# GIVEN PASSAGE
>> Start

We’ve encountered a ton of parents who are reactive to a problem rather than proactive. The typical parental approach to the topic of sexuality is to avoid the subject as much as possible, drop one big “talk” sometime in their kids’ tween years, and then avoid it again for as long as possible.

One problem with this approach is that it’s too slow. Parents will be caught off guard if they wait. From an early age, kids encounter sexual content — by stumbling into illicit material online, by participating in sex education at school, through conversing with friends, and by watching suggestive or explicit content in music videos, television, and movies. The world will disciple your kids in the way of sex if and when you don’t. Do you want that? We certainly don’t for our kids.

What does a proactive approach look like?

Start from an early age

A proactive approach starts from an early age. Sexual discipleship entails teaching a biblical theology of sexuality as early as is developmentally appropriate. Your kids need to know what God thinks before the world gets to them. Disciple them often and early, so that these conversations will be natural and normal by the time they hit the tween years.

Use every opportunity afforded to you in daily life to teach your children the ways of the Lord. Consider Moses’s words in Deuteronomy 6:

Hear, O Israel: The Lord our God, the Lord is one. You shall love the Lord your God with all your heart and with all your soul and with all your might. And these words that I command you today shall be on your heart. You shall teach them diligently to your chil- dren, and shall talk of them when you sit in your house, and when you walk by the way, and when you lie down, and when you rise. You shall bind them as a sign on your hand, and they shall be as frontlets between your eyes. You shall write them on the doorposts of your house and on your gates. (vv. 4–9)

>> End

# GIVEN INFORMATION

>> Start

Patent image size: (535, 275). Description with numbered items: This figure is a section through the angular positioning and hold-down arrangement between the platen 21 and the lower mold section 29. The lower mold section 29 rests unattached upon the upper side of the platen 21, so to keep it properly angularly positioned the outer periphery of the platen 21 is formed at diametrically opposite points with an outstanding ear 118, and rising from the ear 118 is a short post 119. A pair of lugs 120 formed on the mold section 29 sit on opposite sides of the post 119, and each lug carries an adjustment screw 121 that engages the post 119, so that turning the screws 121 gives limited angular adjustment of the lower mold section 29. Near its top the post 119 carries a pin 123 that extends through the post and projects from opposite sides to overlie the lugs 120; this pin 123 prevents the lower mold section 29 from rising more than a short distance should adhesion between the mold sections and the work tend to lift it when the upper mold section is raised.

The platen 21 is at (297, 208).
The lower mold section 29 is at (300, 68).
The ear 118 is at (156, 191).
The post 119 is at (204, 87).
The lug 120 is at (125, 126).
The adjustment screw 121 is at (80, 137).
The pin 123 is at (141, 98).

>> End
>> Start

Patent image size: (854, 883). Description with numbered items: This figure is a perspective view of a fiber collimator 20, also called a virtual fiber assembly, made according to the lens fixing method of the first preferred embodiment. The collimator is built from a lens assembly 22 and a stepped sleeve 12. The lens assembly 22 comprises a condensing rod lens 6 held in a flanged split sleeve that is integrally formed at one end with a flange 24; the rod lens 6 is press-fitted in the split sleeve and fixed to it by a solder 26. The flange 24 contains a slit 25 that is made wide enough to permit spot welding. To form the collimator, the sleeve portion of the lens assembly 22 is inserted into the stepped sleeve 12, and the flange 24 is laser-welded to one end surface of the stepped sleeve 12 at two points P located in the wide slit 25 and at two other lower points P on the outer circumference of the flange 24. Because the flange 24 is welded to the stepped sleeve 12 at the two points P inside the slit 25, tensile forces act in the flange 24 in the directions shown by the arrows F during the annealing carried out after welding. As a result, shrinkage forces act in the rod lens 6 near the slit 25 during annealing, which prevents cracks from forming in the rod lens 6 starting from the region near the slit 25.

>> End

# THE TASKS
a – Answer these questions about the passage on talking with children about sexuality:
(i) According to the typical parental approach, what do parents drop on their kids sometime in the tween years?
(ii) What four ways of encountering sexual content from an early age does the passage list?
(iii) Whose words does the passage quote, and from which chapter and verses?
b – Proceed with the passage on talking with children about sexuality, picking up after its final sentence.

# RESULTS FOR EACH TASK
a –
(i) One big "talk."
(ii) Stumbling into illicit material online, participating in sex education at school, conversing with friends, and watching suggestive or explicit content in music videos, television, and movies.
(iii) Moses's words, from Deuteronomy 6, verses 4–9.

b –
Good parenting thrives in the ordinary, everyday teaching moments of conversation. Scripture emphasizes not only the content (“love the Lord your God with all your heart”) covered by these conversations but also the context (“when you lie down, and when you rise”) where these conversations happen.

Establish that no topic — even sex — is off-limits

Establish in your home that no topic, including sex, is off-limits. It’s an awkward topic but a necessary one. Conversations about sexuality are a vital part of discipling your kids — to teach them the ways of the Lord in all things. Have honest conversations with your kids so they don’t figure these things out on their own.

One family told us, “From experience we have noticed that sometimes our children feel guilty and don’t know how to tell us they are struggling. Simply asking them, point blank, ‘How are you doing with what you are looking at on your phone and computer?’ opens up a safe place for them to talk. Even if they don’t say anything at that moment, it causes them to think about where they are in regard to purity. And sometimes hours later they will come to us and share their struggle.”

Celebrate biblical sexuality

Teach your kids about the riches of God’s gift of sexuality. Juli Slattery writes, “Biblical sexual discipleship paints a complete picture of sexuality as not simply something to avoid but a great gift to be treasured, celebrated, and reclaimed.” Parents should model and uphold a biblical view of sex, not a prudish stereotype in which sex is treated as dirty and disordered.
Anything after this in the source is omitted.